Task: Comb the records below for the string "Services" and copy each line where it turns up.

Material:

_____

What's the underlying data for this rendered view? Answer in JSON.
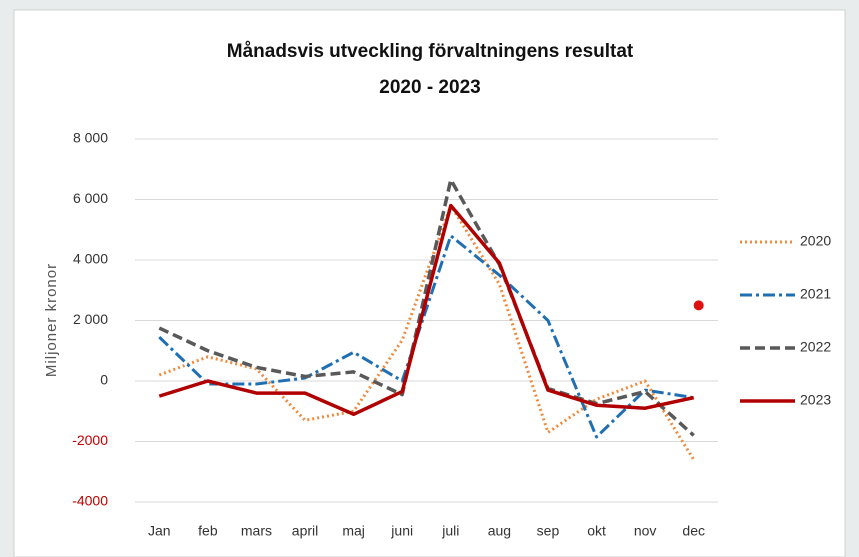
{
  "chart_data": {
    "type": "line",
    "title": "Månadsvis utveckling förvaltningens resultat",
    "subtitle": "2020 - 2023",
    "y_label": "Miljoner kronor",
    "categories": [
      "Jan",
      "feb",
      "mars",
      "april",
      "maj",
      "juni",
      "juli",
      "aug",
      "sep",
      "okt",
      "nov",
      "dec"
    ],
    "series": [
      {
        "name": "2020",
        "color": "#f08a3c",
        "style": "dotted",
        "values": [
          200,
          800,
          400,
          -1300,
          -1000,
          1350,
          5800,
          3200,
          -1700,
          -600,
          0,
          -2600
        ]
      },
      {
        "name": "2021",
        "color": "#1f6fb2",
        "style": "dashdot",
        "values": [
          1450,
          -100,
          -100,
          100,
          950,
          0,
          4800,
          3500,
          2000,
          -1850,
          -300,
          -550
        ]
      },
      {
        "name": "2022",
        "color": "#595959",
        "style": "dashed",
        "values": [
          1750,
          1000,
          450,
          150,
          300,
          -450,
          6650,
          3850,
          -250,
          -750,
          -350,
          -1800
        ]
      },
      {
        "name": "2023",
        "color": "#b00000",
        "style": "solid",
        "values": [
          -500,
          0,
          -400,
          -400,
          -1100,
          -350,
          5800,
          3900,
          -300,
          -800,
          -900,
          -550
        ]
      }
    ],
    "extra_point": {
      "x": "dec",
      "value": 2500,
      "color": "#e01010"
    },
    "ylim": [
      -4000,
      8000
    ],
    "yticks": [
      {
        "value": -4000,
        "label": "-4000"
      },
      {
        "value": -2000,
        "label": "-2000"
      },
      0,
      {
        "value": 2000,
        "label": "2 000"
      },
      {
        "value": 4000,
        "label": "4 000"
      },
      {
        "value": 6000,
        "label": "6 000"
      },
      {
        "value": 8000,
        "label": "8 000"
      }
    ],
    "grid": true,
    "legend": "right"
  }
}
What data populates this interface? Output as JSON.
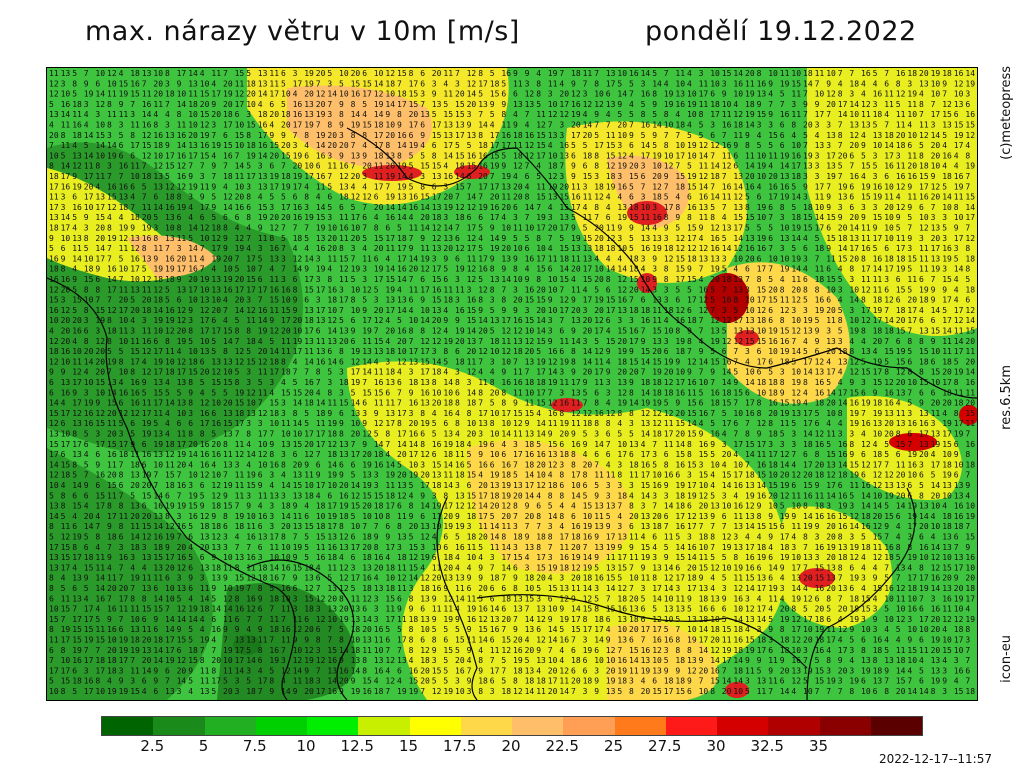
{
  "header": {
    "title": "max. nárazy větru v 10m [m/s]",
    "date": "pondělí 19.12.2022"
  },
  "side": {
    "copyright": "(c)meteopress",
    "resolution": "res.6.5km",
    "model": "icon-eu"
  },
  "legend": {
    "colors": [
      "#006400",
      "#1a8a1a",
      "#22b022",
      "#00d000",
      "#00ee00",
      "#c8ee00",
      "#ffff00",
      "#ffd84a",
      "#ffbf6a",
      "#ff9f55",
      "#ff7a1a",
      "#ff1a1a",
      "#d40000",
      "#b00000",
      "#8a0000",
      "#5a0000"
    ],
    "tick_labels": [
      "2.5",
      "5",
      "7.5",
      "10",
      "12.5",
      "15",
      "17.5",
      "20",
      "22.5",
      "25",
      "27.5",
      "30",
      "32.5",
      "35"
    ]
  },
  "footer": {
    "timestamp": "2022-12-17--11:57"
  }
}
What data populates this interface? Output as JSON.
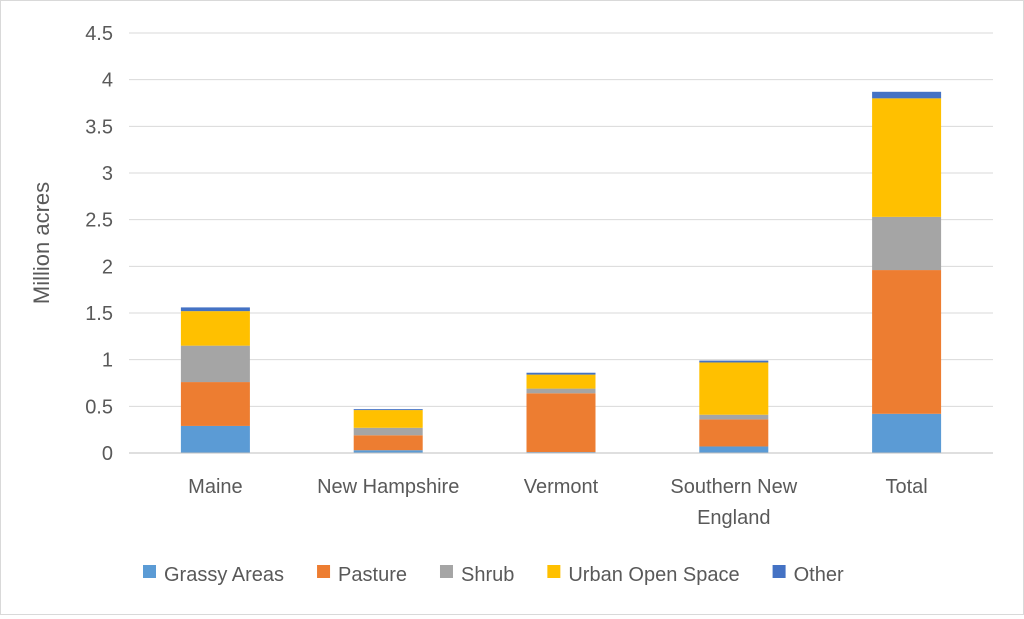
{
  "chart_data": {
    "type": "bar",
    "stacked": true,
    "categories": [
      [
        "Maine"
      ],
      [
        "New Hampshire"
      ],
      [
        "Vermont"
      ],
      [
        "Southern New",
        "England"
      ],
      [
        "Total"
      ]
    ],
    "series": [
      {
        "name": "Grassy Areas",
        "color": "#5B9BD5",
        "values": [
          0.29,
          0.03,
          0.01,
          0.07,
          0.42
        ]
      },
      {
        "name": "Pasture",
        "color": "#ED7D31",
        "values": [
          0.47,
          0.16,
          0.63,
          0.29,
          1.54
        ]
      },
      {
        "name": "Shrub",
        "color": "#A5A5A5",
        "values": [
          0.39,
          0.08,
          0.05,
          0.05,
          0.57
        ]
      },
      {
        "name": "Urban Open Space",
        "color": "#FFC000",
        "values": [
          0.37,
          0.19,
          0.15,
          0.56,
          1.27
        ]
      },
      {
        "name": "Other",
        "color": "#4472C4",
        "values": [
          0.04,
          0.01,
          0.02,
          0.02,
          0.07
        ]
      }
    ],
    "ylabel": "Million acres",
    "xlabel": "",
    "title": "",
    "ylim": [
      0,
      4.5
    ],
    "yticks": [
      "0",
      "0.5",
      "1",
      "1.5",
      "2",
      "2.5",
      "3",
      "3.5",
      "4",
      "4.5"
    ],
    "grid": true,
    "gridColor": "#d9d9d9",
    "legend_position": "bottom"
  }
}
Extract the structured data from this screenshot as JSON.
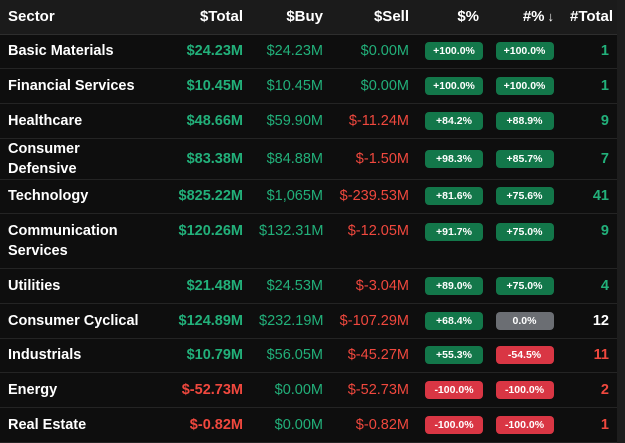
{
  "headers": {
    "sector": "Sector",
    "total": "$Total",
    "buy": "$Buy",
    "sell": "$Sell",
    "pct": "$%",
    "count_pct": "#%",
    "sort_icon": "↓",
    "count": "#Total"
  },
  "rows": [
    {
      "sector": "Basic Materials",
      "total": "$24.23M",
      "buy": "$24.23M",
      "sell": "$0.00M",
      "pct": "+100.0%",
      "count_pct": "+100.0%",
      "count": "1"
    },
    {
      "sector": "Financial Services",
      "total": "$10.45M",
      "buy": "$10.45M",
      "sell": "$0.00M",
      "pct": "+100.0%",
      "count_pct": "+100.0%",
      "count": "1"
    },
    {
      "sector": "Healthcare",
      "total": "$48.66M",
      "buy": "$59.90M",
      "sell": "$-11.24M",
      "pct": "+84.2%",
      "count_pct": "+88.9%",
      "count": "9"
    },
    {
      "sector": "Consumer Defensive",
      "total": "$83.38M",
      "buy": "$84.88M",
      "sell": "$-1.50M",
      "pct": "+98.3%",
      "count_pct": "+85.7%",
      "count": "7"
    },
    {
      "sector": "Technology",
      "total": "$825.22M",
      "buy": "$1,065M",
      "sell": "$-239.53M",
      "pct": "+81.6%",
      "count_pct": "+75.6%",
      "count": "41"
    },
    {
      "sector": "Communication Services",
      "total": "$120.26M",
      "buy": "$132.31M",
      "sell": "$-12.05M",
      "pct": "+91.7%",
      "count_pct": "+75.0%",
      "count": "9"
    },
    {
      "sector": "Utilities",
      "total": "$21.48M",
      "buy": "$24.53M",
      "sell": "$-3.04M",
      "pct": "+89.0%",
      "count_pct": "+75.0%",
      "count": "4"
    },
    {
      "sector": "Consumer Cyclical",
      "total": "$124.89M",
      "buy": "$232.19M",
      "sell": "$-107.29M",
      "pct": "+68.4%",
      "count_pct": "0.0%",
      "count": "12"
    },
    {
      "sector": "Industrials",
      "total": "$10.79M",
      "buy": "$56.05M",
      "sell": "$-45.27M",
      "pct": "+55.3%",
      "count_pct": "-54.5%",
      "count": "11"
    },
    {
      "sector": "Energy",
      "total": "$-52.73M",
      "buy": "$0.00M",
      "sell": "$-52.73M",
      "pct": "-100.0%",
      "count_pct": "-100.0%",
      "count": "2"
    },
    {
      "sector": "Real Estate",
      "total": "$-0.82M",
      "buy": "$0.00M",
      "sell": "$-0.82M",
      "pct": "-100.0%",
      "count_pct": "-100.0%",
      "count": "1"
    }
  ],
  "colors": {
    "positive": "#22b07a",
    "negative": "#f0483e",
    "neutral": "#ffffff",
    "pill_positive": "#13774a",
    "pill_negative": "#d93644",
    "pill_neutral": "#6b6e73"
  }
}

_____

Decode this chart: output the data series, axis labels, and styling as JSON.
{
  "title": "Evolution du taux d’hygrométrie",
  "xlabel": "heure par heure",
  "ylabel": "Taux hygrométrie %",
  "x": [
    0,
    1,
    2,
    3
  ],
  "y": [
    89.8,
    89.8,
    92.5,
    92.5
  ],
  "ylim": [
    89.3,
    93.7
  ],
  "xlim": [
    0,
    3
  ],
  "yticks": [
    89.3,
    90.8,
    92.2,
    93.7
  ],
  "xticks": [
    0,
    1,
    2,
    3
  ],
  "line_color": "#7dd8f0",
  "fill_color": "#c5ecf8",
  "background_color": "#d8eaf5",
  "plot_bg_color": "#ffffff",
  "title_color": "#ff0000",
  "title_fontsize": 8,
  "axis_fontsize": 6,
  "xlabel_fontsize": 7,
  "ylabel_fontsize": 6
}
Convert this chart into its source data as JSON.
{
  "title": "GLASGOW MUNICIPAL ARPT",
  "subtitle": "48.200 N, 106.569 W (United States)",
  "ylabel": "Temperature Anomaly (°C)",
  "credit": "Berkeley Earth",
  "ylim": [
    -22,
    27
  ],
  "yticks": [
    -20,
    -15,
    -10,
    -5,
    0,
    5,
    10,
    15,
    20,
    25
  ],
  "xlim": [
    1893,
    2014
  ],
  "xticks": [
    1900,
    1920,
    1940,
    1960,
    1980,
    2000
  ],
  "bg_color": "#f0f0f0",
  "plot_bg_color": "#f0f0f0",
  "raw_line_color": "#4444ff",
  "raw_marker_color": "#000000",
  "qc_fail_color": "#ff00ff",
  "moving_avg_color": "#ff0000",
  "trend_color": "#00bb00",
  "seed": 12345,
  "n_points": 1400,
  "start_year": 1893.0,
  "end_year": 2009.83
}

_____

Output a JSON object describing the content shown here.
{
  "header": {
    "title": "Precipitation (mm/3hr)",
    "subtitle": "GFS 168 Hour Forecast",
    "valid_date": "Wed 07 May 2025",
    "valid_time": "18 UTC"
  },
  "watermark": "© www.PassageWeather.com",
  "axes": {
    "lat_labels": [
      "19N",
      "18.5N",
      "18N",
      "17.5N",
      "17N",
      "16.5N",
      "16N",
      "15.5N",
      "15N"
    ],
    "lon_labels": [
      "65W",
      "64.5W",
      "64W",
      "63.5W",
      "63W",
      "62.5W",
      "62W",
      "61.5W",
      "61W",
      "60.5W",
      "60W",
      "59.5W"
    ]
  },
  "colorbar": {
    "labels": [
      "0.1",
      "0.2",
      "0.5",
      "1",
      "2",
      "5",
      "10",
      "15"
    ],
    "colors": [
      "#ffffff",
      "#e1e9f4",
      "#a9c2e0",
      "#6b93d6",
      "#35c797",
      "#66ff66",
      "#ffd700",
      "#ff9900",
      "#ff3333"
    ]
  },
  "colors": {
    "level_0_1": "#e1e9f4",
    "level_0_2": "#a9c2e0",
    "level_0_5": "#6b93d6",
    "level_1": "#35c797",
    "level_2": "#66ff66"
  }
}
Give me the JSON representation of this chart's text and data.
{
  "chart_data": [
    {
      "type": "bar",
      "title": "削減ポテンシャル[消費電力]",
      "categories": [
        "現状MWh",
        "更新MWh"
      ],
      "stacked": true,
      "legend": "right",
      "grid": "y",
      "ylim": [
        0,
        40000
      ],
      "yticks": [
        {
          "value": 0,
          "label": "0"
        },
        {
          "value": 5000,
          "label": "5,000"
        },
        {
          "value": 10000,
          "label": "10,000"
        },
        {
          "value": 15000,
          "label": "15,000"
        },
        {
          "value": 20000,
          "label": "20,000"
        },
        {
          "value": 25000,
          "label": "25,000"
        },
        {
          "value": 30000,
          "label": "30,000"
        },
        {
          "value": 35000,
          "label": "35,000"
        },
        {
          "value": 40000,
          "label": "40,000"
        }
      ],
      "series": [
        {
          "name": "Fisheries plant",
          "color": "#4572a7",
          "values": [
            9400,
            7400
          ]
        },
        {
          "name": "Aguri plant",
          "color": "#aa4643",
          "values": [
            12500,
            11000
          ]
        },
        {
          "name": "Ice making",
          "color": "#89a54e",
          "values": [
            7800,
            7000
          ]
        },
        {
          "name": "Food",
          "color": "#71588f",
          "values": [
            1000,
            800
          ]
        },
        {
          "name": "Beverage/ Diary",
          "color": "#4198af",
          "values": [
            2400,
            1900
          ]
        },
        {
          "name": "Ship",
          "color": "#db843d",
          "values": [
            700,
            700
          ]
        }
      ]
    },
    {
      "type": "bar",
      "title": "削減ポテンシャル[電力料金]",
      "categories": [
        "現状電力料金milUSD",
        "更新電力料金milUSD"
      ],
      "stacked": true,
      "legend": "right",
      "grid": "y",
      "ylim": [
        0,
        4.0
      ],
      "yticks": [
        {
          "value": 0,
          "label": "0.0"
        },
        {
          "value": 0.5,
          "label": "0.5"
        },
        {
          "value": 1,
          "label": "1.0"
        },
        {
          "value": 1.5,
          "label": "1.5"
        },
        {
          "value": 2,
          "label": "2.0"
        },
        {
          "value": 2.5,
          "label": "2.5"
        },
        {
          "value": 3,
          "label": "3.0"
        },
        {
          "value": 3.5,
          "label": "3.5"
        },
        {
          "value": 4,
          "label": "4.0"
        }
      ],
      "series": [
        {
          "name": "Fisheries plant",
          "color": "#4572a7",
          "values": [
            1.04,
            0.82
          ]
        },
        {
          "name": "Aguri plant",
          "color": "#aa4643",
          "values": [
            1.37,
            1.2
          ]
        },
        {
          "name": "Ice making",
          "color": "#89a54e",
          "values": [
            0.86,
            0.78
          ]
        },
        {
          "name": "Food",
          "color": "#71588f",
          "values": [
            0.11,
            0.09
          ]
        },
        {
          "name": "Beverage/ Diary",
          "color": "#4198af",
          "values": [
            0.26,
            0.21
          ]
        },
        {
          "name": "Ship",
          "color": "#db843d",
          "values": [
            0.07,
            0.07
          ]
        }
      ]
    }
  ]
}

_____

The output:
      "sector": "Financial Services",
      "sector": "Communication Services",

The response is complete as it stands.